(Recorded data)
◆ ◆ ◆ ◆ ◆

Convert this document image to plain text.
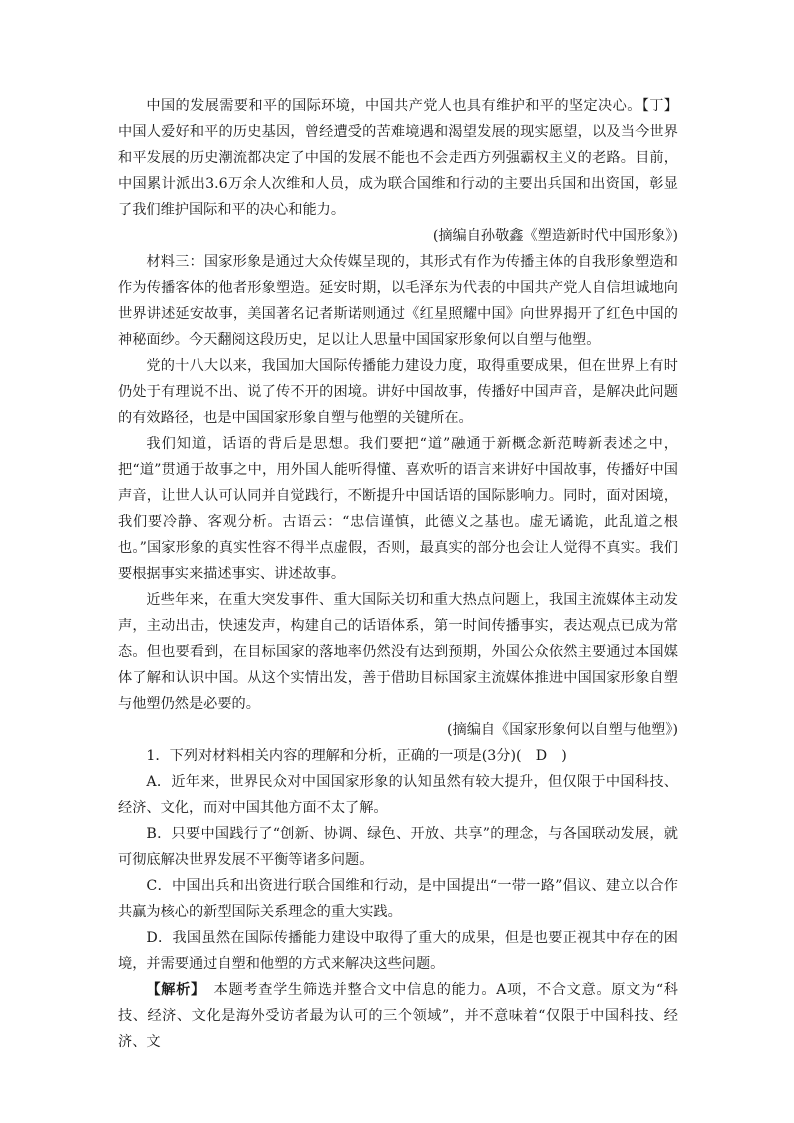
中国的发展需要和平的国际环境，中国共产党人也具有维护和平的坚定决心。【丁】中国人爱好和平的历史基因，曾经遭受的苦难境遇和渴望发展的现实愿望，以及当今世界和平发展的历史潮流都决定了中国的发展不能也不会走西方列强霸权主义的老路。目前，中国累计派出3.6万余人次维和人员，成为联合国维和行动的主要出兵国和出资国，彰显了我们维护国际和平的决心和能力。

(摘编自孙敬鑫《塑造新时代中国形象》)

材料三：国家形象是通过大众传媒呈现的，其形式有作为传播主体的自我形象塑造和作为传播客体的他者形象塑造。延安时期，以毛泽东为代表的中国共产党人自信坦诚地向世界讲述延安故事，美国著名记者斯诺则通过《红星照耀中国》向世界揭开了红色中国的神秘面纱。今天翻阅这段历史，足以让人思量中国国家形象何以自塑与他塑。

党的十八大以来，我国加大国际传播能力建设力度，取得重要成果，但在世界上有时仍处于有理说不出、说了传不开的困境。讲好中国故事，传播好中国声音，是解决此问题的有效路径，也是中国国家形象自塑与他塑的关键所在。

我们知道，话语的背后是思想。我们要把“道”融通于新概念新范畴新表述之中，把“道”贯通于故事之中，用外国人能听得懂、喜欢听的语言来讲好中国故事，传播好中国声音，让世人认可认同并自觉践行，不断提升中国话语的国际影响力。同时，面对困境，我们要冷静、客观分析。古语云：“忠信谨慎，此德义之基也。虚无谲诡，此乱道之根也。”国家形象的真实性容不得半点虚假，否则，最真实的部分也会让人觉得不真实。我们要根据事实来描述事实、讲述故事。

近些年来，在重大突发事件、重大国际关切和重大热点问题上，我国主流媒体主动发声，主动出击，快速发声，构建自己的话语体系，第一时间传播事实，表达观点已成为常态。但也要看到，在目标国家的落地率仍然没有达到预期，外国公众依然主要通过本国媒体了解和认识中国。从这个实情出发，善于借助目标国家主流媒体推进中国国家形象自塑与他塑仍然是必要的。

(摘编自《国家形象何以自塑与他塑》)

1．下列对材料相关内容的理解和分析，正确的一项是(3分)(　D　)

A．近年来，世界民众对中国国家形象的认知虽然有较大提升，但仅限于中国科技、经济、文化，而对中国其他方面不太了解。

B．只要中国践行了“创新、协调、绿色、开放、共享”的理念，与各国联动发展，就可彻底解决世界发展不平衡等诸多问题。

C．中国出兵和出资进行联合国维和行动，是中国提出“一带一路”倡议、建立以合作共赢为核心的新型国际关系理念的重大实践。

D．我国虽然在国际传播能力建设中取得了重大的成果，但是也要正视其中存在的困境，并需要通过自塑和他塑的方式来解决这些问题。

【解析】　本题考查学生筛选并整合文中信息的能力。A项，不合文意。原文为“科技、经济、文化是海外受访者最为认可的三个领域”，并不意味着“仅限于中国科技、经济、文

◆ ◆ ◆ ◆ ◆

▶ [EXERCISE AIM]: The records above should be reproduced exactly, with no pictures included.

▶ [WRITTEN RESPONSE]:
Convert this document image to plain text.
中国的发展需要和平的国际环境，中国共产党人也具有维护和平的坚定决心。【丁】中国人爱好和平的历史基因，曾经遭受的苦难境遇和渴望发展的现实愿望，以及当今世界和平发展的历史潮流都决定了中国的发展不能也不会走西方列强霸权主义的老路。目前，中国累计派出3.6万余人次维和人员，成为联合国维和行动的主要出兵国和出资国，彰显了我们维护国际和平的决心和能力。

(摘编自孙敬鑫《塑造新时代中国形象》)

材料三：国家形象是通过大众传媒呈现的，其形式有作为传播主体的自我形象塑造和作为传播客体的他者形象塑造。延安时期，以毛泽东为代表的中国共产党人自信坦诚地向世界讲述延安故事，美国著名记者斯诺则通过《红星照耀中国》向世界揭开了红色中国的神秘面纱。今天翻阅这段历史，足以让人思量中国国家形象何以自塑与他塑。

党的十八大以来，我国加大国际传播能力建设力度，取得重要成果，但在世界上有时仍处于有理说不出、说了传不开的困境。讲好中国故事，传播好中国声音，是解决此问题的有效路径，也是中国国家形象自塑与他塑的关键所在。

我们知道，话语的背后是思想。我们要把“道”融通于新概念新范畴新表述之中，把“道”贯通于故事之中，用外国人能听得懂、喜欢听的语言来讲好中国故事，传播好中国声音，让世人认可认同并自觉践行，不断提升中国话语的国际影响力。同时，面对困境，我们要冷静、客观分析。古语云：“忠信谨慎，此德义之基也。虚无谲诡，此乱道之根也。”国家形象的真实性容不得半点虚假，否则，最真实的部分也会让人觉得不真实。我们要根据事实来描述事实、讲述故事。

近些年来，在重大突发事件、重大国际关切和重大热点问题上，我国主流媒体主动发声，主动出击，快速发声，构建自己的话语体系，第一时间传播事实，表达观点已成为常态。但也要看到，在目标国家的落地率仍然没有达到预期，外国公众依然主要通过本国媒体了解和认识中国。从这个实情出发，善于借助目标国家主流媒体推进中国国家形象自塑与他塑仍然是必要的。

(摘编自《国家形象何以自塑与他塑》)

1．下列对材料相关内容的理解和分析，正确的一项是(3分)(　D　)

A．近年来，世界民众对中国国家形象的认知虽然有较大提升，但仅限于中国科技、经济、文化，而对中国其他方面不太了解。

B．只要中国践行了“创新、协调、绿色、开放、共享”的理念，与各国联动发展，就可彻底解决世界发展不平衡等诸多问题。

C．中国出兵和出资进行联合国维和行动，是中国提出“一带一路”倡议、建立以合作共赢为核心的新型国际关系理念的重大实践。

D．我国虽然在国际传播能力建设中取得了重大的成果，但是也要正视其中存在的困境，并需要通过自塑和他塑的方式来解决这些问题。

【解析】　本题考查学生筛选并整合文中信息的能力。A项，不合文意。原文为“科技、经济、文化是海外受访者最为认可的三个领域”，并不意味着“仅限于中国科技、经济、文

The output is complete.